- [Do this]:
Identify and reproduce every line holding the string "dauernd".

(Source data)
****

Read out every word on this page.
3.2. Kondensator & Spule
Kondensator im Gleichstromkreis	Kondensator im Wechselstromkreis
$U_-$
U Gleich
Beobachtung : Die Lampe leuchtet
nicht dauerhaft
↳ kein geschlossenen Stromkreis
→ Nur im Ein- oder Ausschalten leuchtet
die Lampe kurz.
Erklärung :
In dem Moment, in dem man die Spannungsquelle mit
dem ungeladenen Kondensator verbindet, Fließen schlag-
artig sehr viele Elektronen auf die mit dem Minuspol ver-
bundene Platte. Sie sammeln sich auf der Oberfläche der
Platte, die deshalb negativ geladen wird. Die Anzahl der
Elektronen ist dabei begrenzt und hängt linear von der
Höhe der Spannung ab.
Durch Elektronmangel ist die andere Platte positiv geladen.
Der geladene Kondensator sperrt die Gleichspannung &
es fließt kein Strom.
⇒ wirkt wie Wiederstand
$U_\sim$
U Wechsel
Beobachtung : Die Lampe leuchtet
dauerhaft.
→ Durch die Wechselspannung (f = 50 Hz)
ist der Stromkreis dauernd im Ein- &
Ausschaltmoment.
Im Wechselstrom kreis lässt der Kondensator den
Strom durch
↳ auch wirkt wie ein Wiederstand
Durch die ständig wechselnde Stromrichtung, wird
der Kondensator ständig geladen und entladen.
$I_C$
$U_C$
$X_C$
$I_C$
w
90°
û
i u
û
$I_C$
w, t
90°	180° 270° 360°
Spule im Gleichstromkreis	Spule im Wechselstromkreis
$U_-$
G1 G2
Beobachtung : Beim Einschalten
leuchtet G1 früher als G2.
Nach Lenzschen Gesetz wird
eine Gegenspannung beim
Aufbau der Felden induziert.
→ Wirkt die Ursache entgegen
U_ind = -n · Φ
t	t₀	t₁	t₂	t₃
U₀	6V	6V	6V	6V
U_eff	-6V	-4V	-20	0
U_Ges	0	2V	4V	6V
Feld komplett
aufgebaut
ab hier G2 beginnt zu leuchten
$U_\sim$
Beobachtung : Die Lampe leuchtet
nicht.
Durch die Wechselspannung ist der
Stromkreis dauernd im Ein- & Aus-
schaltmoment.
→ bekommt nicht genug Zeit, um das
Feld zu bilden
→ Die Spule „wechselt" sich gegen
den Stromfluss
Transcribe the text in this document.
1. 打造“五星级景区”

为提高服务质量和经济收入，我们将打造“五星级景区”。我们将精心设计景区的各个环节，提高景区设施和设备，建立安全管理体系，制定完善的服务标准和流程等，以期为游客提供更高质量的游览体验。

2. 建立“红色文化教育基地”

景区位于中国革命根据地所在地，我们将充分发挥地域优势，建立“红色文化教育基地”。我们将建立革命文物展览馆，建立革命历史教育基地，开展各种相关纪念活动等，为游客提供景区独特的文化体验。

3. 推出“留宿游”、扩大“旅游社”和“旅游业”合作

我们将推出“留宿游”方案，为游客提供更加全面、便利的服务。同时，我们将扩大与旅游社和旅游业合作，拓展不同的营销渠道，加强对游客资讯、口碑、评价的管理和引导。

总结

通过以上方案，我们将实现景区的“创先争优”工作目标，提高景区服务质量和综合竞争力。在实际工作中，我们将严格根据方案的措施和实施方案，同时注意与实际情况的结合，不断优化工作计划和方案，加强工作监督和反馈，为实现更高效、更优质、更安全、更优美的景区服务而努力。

****

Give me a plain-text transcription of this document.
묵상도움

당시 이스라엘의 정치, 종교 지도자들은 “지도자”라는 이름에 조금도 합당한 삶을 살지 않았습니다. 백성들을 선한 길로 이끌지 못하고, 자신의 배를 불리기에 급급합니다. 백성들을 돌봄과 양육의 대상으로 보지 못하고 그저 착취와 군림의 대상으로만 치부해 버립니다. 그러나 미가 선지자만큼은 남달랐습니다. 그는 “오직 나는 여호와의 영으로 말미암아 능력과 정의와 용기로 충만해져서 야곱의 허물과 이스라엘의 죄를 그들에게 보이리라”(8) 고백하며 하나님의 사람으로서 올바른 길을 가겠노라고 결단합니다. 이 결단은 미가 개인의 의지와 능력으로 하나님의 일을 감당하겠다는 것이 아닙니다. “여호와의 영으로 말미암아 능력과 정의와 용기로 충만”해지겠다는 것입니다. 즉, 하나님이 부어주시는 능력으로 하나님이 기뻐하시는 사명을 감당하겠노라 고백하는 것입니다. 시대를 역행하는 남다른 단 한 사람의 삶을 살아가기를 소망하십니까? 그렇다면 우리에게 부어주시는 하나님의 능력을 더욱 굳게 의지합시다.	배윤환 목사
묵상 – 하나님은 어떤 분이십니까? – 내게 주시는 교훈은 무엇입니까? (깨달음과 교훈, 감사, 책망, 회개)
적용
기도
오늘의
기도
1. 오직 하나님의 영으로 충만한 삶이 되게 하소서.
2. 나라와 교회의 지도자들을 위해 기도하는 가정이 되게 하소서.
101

****

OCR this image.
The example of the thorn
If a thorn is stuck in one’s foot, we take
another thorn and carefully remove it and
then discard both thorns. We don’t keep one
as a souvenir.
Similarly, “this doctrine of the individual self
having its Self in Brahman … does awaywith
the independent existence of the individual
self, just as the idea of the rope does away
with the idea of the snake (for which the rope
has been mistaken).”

****

- [Expected answer]:
ist der Stromkreis dauernd im Ein- &
Stromkreis dauernd im Ein- & Aus-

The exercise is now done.